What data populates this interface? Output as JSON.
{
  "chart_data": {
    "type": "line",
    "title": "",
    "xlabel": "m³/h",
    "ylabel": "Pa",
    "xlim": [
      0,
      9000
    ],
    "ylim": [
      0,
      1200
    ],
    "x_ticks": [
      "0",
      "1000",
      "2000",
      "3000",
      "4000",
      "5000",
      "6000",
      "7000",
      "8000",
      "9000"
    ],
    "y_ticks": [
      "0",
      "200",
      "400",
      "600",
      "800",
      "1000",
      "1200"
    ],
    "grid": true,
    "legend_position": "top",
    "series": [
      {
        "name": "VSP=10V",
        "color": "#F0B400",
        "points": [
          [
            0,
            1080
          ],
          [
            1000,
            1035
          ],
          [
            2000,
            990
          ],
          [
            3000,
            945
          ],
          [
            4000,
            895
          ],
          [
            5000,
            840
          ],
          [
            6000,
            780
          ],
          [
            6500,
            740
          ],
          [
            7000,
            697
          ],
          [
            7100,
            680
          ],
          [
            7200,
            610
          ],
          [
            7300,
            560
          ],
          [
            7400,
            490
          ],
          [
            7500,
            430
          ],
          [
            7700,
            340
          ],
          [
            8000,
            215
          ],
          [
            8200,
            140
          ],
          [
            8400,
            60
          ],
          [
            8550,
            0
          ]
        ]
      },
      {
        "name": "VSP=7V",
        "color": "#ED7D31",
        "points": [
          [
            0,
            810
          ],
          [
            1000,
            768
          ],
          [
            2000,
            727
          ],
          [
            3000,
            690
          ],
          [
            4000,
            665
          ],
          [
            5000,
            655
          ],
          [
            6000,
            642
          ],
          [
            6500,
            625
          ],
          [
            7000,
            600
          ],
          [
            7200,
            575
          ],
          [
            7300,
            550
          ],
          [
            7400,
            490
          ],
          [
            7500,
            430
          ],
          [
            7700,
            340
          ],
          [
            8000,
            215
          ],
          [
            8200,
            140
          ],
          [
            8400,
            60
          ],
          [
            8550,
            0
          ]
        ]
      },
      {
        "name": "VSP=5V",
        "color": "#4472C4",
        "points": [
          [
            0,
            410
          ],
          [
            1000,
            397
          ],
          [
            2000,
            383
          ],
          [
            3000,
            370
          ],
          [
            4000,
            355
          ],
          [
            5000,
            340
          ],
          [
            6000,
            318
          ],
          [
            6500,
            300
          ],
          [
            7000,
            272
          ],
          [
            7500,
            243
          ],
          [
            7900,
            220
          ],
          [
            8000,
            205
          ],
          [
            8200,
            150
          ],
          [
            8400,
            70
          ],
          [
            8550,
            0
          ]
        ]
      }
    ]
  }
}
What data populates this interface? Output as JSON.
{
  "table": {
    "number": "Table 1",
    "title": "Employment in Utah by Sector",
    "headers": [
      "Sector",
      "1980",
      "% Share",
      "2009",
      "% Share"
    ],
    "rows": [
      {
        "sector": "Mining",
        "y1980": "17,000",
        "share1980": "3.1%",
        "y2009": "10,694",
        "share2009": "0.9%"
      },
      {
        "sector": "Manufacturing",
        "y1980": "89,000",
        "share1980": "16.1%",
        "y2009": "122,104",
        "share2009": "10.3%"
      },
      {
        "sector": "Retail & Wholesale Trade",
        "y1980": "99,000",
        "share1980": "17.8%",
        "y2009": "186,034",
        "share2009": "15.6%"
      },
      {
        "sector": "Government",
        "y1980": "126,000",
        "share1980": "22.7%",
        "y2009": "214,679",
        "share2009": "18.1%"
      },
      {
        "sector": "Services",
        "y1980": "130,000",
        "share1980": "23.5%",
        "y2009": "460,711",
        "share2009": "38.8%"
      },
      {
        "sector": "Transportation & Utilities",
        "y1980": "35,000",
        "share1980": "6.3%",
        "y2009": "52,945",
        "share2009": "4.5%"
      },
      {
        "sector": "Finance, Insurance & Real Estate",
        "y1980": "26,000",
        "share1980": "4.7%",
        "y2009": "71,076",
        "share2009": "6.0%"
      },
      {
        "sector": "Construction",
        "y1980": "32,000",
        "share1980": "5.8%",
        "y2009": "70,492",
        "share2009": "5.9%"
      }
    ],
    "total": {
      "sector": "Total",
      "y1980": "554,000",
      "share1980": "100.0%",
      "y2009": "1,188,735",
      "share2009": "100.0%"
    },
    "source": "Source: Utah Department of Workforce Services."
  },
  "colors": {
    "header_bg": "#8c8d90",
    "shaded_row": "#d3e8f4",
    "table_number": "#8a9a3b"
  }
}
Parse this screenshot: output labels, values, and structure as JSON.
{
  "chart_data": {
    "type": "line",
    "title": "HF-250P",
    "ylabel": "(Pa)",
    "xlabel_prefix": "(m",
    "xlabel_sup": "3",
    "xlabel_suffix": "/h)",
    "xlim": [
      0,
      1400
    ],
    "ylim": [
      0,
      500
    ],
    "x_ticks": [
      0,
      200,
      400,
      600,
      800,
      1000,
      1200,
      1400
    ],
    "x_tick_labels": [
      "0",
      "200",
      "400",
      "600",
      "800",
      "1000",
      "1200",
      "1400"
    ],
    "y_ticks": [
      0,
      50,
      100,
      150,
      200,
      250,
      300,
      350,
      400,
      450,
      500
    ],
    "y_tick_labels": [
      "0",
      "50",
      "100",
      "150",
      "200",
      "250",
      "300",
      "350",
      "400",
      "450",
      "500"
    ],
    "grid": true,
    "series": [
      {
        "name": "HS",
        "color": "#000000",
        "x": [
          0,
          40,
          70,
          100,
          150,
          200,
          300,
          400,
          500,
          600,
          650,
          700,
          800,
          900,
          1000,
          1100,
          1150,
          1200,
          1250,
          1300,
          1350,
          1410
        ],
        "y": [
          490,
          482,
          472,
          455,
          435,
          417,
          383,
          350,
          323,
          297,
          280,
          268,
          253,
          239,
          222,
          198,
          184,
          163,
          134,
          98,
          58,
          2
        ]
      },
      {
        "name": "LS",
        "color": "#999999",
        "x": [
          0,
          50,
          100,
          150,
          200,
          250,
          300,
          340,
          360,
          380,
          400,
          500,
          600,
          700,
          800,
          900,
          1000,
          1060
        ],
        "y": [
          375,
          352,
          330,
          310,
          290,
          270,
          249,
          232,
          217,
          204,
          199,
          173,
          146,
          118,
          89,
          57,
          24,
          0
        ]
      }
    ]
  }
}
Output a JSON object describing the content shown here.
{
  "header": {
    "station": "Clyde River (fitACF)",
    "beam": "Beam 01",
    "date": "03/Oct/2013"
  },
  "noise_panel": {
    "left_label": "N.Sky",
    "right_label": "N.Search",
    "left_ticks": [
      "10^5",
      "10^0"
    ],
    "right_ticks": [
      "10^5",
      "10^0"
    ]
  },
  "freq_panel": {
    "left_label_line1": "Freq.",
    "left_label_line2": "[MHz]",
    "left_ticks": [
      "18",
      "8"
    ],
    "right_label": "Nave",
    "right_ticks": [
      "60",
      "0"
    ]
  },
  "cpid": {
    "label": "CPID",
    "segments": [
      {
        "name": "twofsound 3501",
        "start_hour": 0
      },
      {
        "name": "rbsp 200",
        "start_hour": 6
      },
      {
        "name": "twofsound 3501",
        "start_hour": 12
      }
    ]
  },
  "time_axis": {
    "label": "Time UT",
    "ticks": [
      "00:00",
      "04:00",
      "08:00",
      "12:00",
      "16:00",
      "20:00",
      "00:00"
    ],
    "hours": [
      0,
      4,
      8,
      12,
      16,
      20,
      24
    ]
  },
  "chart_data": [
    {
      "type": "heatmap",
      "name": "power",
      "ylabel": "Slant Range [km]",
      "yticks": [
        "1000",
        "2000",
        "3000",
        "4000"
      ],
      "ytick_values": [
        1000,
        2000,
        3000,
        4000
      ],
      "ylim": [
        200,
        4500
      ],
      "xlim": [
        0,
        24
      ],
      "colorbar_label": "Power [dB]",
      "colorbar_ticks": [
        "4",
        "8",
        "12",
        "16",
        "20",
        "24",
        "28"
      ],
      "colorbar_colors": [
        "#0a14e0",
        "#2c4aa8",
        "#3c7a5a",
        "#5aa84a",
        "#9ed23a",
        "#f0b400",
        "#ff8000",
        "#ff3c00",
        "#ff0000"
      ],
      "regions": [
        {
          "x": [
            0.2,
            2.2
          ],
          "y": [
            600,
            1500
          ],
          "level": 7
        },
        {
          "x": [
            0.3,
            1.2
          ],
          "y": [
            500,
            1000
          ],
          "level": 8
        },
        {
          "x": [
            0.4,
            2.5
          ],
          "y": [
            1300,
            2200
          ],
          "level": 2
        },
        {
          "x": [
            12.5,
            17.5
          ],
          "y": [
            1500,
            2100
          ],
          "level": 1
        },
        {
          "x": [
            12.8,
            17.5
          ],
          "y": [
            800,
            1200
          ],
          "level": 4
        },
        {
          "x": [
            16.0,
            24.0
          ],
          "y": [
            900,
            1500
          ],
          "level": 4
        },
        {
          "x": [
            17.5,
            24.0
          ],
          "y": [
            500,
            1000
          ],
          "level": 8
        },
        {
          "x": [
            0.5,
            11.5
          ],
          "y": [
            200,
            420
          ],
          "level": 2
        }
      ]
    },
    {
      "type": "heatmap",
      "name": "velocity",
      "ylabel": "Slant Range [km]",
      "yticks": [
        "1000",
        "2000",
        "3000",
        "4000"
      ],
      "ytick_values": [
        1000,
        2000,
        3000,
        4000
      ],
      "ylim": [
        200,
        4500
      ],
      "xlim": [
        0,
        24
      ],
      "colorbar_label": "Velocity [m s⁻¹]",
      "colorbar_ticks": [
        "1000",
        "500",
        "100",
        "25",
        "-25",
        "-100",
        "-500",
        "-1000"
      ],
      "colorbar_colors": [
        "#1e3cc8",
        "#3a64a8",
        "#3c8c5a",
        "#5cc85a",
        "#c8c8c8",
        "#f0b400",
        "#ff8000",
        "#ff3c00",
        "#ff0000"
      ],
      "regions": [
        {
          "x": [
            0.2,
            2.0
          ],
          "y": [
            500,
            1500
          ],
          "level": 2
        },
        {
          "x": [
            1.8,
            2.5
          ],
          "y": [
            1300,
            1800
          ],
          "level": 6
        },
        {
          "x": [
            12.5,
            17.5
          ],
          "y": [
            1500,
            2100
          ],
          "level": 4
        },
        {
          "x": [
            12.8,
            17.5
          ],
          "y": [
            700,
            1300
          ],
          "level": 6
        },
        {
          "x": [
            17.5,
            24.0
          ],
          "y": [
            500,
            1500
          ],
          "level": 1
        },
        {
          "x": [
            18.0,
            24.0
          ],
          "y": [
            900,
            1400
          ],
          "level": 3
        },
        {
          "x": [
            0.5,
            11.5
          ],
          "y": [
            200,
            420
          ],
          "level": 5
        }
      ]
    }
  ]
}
────────────────
→ Exercise: Examine the records and report how many lines contain the string "Services". Only the number should be given.

→ Exercise output: 2